=== Material for the task ===

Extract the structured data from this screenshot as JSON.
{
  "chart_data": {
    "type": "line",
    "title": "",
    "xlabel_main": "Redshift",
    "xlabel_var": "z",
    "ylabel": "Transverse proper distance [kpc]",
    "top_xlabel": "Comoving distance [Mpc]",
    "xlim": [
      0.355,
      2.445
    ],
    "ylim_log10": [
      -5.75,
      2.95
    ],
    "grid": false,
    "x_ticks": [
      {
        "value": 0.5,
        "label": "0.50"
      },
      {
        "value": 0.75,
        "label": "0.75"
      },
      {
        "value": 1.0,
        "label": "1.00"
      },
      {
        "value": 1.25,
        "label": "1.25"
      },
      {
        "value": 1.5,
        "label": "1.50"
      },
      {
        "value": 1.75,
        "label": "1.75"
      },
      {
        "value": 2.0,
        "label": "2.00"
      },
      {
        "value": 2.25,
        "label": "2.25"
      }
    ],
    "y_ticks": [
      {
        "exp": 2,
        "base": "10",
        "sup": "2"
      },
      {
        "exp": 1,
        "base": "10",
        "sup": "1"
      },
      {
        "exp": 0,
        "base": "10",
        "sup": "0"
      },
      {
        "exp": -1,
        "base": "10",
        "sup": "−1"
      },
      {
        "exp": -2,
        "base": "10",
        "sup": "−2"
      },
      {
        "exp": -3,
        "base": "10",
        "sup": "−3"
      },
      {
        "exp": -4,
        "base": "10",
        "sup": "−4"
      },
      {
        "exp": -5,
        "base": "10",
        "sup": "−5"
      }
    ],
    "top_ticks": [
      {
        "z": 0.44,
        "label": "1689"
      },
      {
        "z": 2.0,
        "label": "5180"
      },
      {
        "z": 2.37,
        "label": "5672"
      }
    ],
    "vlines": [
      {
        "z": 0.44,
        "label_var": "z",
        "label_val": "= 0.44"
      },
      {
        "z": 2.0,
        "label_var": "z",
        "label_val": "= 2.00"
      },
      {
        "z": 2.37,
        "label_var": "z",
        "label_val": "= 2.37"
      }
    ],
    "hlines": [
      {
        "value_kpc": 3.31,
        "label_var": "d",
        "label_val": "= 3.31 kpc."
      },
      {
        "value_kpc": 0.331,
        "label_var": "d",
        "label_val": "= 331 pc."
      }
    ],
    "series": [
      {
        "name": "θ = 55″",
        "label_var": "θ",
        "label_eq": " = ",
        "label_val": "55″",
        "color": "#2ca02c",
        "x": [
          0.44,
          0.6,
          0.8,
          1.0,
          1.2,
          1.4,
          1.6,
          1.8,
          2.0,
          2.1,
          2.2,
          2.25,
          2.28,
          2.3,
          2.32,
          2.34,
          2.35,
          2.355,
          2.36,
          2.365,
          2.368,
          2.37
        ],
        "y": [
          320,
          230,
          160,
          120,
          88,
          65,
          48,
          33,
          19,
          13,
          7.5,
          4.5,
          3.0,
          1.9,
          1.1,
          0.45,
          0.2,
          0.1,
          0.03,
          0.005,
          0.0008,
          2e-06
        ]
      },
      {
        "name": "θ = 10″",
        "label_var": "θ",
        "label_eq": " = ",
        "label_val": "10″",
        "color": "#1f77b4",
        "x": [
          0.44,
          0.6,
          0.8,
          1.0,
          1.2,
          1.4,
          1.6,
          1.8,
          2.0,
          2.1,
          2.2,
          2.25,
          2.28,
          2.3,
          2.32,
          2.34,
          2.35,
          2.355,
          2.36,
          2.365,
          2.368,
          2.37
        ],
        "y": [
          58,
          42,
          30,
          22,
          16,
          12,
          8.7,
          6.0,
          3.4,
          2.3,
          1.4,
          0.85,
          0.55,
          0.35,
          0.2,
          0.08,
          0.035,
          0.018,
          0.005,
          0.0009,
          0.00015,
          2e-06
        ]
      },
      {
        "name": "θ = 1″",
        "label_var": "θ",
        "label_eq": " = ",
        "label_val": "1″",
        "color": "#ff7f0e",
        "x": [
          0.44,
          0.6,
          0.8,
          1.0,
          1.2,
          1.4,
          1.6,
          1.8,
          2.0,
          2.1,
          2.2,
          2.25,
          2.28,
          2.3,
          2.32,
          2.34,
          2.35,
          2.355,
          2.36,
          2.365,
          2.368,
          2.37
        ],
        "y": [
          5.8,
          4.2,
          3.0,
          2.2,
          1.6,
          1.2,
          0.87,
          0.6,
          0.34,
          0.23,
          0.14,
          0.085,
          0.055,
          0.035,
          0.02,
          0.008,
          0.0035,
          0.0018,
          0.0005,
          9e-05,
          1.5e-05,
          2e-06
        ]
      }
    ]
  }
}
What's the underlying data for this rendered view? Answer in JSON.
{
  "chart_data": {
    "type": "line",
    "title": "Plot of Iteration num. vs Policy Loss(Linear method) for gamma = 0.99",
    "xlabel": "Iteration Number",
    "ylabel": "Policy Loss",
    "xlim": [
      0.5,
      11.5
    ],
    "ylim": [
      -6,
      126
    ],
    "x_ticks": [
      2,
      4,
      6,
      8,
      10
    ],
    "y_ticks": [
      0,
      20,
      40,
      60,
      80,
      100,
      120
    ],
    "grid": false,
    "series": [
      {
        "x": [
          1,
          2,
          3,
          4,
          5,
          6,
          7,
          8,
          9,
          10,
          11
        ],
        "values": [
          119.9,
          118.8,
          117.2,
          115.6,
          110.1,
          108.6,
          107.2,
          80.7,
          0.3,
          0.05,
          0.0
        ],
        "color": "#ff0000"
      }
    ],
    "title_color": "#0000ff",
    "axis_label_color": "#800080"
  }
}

===

Task requirements: From the listing above, return each line with the word "ylabel".

Response to the exercise:
    "ylabel": "Transverse proper distance [kpc]",
    "ylabel": "Policy Loss",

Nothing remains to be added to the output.